### [Description of the task]
Please print the listing that follows word for word, but skip any pictures it holds.

——————

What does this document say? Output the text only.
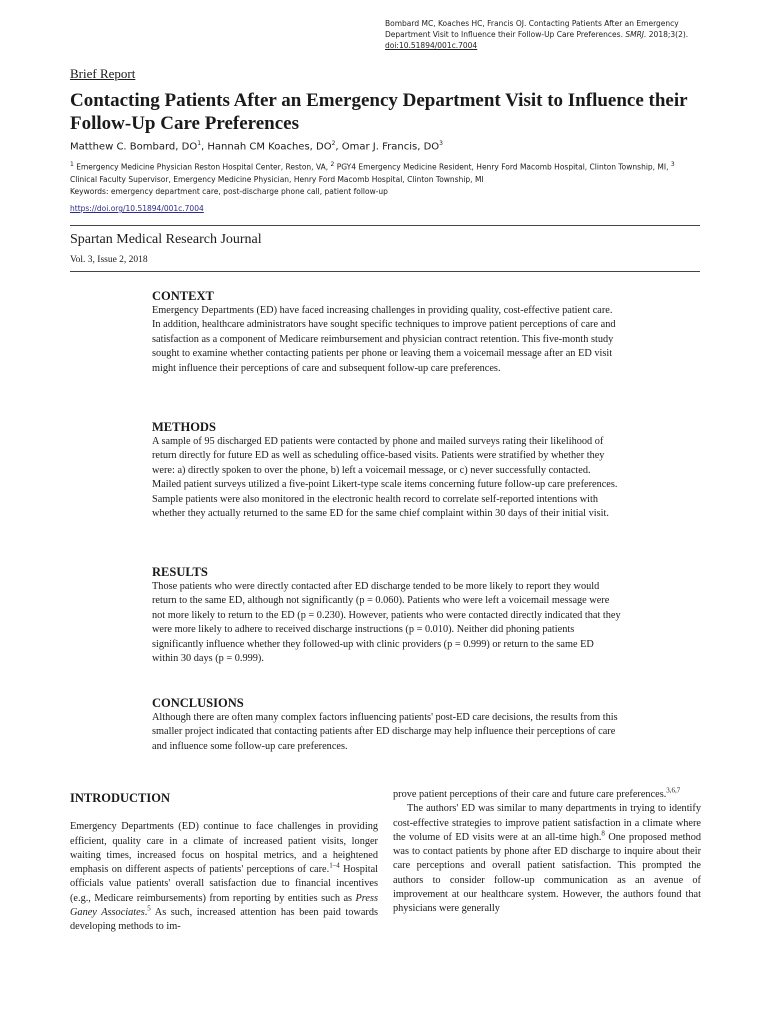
Bombard MC, Koaches HC, Francis OJ. Contacting Patients After an Emergency Department Visit to Influence their Follow-Up Care Preferences. SMRJ. 2018;3(2).
doi:10.51894/001c.7004
Brief Report
Contacting Patients After an Emergency Department Visit to Influence their Follow-Up Care Preferences
Matthew C. Bombard, $DO^1$, Hannah CM Koaches, $DO^2$, Omar J. Francis, $DO^3$
$^1$ Emergency Medicine Physician Reston Hospital Center, Reston, VA, $^2$ PGY4 Emergency Medicine Resident, Henry Ford Macomb Hospital, Clinton Township, MI, $^3$ Clinical Faculty Supervisor, Emergency Medicine Physician, Henry Ford Macomb Hospital, Clinton Township, MI
Keywords: emergency department care, post-discharge phone call, patient follow-up
https://doi.org/10.51894/001c.7004
Spartan Medical Research Journal
Vol. 3, Issue 2, 2018
CONTEXT

Emergency Departments (ED) have faced increasing challenges in providing quality, cost-effective patient care. In addition, healthcare administrators have sought specific techniques to improve patient perceptions of care and satisfaction as a component of Medicare reimbursement and physician contract retention. This five-month study sought to examine whether contacting patients per phone or leaving them a voicemail message after an ED visit might influence their perceptions of care and subsequent follow-up care preferences.

METHODS

A sample of 95 discharged ED patients were contacted by phone and mailed surveys rating their likelihood of return directly for future ED as well as scheduling office-based visits. Patients were stratified by whether they were: a) directly spoken to over the phone, b) left a voicemail message, or c) never successfully contacted. Mailed patient surveys utilized a five-point Likert-type scale items concerning future follow-up care preferences. Sample patients were also monitored in the electronic health record to correlate self-reported intentions with whether they actually returned to the same ED for the same chief complaint within 30 days of their initial visit.

RESULTS

Those patients who were directly contacted after ED discharge tended to be more likely to report they would return to the same ED, although not significantly (p = 0.060). Patients who were left a voicemail message were not more likely to return to the ED (p = 0.230). However, patients who were contacted directly indicated that they were more likely to adhere to received discharge instructions (p = 0.010). Neither did phoning patients significantly influence whether they followed-up with clinic providers (p = 0.999) or return to the same ED within 30 days (p = 0.999).

CONCLUSIONS

Although there are often many complex factors influencing patients' post-ED care decisions, the results from this smaller project indicated that contacting patients after ED discharge may help influence their perceptions of care and influence some follow-up care preferences.

INTRODUCTION

Emergency Departments (ED) continue to face challenges in providing efficient, quality care in a climate of increased patient visits, longer waiting times, increased focus on hospital metrics, and a heightened emphasis on different aspects of patients' perceptions of care.$^{1-4}$ Hospital officials value patients' overall satisfaction due to financial incentives (e.g., Medicare reimbursements) from reporting by entities such as Press Ganey Associates.$^5$ As such, increased attention has been paid towards developing methods to im-

prove patient perceptions of their care and future care preferences.$^{3,6,7}$

The authors' ED was similar to many departments in trying to identify cost-effective strategies to improve patient satisfaction in a climate where the volume of ED visits were at an all-time high.$^8$ One proposed method was to contact patients by phone after ED discharge to inquire about their care perceptions and overall patient satisfaction. This prompted the authors to consider follow-up communication as an avenue of improvement at our healthcare system. However, the authors found that physicians were generally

——————

### [Response to the task]
What does this document say? Output the text only.
Bombard MC, Koaches HC, Francis OJ. Contacting Patients After an Emergency Department Visit to Influence their Follow-Up Care Preferences. SMRJ. 2018;3(2).
doi:10.51894/001c.7004
Brief Report
Contacting Patients After an Emergency Department Visit to Influence their Follow-Up Care Preferences
Matthew C. Bombard, $DO^1$, Hannah CM Koaches, $DO^2$, Omar J. Francis, $DO^3$
$^1$ Emergency Medicine Physician Reston Hospital Center, Reston, VA, $^2$ PGY4 Emergency Medicine Resident, Henry Ford Macomb Hospital, Clinton Township, MI, $^3$ Clinical Faculty Supervisor, Emergency Medicine Physician, Henry Ford Macomb Hospital, Clinton Township, MI
Keywords: emergency department care, post-discharge phone call, patient follow-up
https://doi.org/10.51894/001c.7004
Spartan Medical Research Journal
Vol. 3, Issue 2, 2018
CONTEXT

Emergency Departments (ED) have faced increasing challenges in providing quality, cost-effective patient care. In addition, healthcare administrators have sought specific techniques to improve patient perceptions of care and satisfaction as a component of Medicare reimbursement and physician contract retention. This five-month study sought to examine whether contacting patients per phone or leaving them a voicemail message after an ED visit might influence their perceptions of care and subsequent follow-up care preferences.

METHODS

A sample of 95 discharged ED patients were contacted by phone and mailed surveys rating their likelihood of return directly for future ED as well as scheduling office-based visits. Patients were stratified by whether they were: a) directly spoken to over the phone, b) left a voicemail message, or c) never successfully contacted. Mailed patient surveys utilized a five-point Likert-type scale items concerning future follow-up care preferences. Sample patients were also monitored in the electronic health record to correlate self-reported intentions with whether they actually returned to the same ED for the same chief complaint within 30 days of their initial visit.

RESULTS

Those patients who were directly contacted after ED discharge tended to be more likely to report they would return to the same ED, although not significantly (p = 0.060). Patients who were left a voicemail message were not more likely to return to the ED (p = 0.230). However, patients who were contacted directly indicated that they were more likely to adhere to received discharge instructions (p = 0.010). Neither did phoning patients significantly influence whether they followed-up with clinic providers (p = 0.999) or return to the same ED within 30 days (p = 0.999).

CONCLUSIONS

Although there are often many complex factors influencing patients' post-ED care decisions, the results from this smaller project indicated that contacting patients after ED discharge may help influence their perceptions of care and influence some follow-up care preferences.

INTRODUCTION

Emergency Departments (ED) continue to face challenges in providing efficient, quality care in a climate of increased patient visits, longer waiting times, increased focus on hospital metrics, and a heightened emphasis on different aspects of patients' perceptions of care.$^{1-4}$ Hospital officials value patients' overall satisfaction due to financial incentives (e.g., Medicare reimbursements) from reporting by entities such as Press Ganey Associates.$^5$ As such, increased attention has been paid towards developing methods to im-

prove patient perceptions of their care and future care preferences.$^{3,6,7}$

The authors' ED was similar to many departments in trying to identify cost-effective strategies to improve patient satisfaction in a climate where the volume of ED visits were at an all-time high.$^8$ One proposed method was to contact patients by phone after ED discharge to inquire about their care perceptions and overall patient satisfaction. This prompted the authors to consider follow-up communication as an avenue of improvement at our healthcare system. However, the authors found that physicians were generally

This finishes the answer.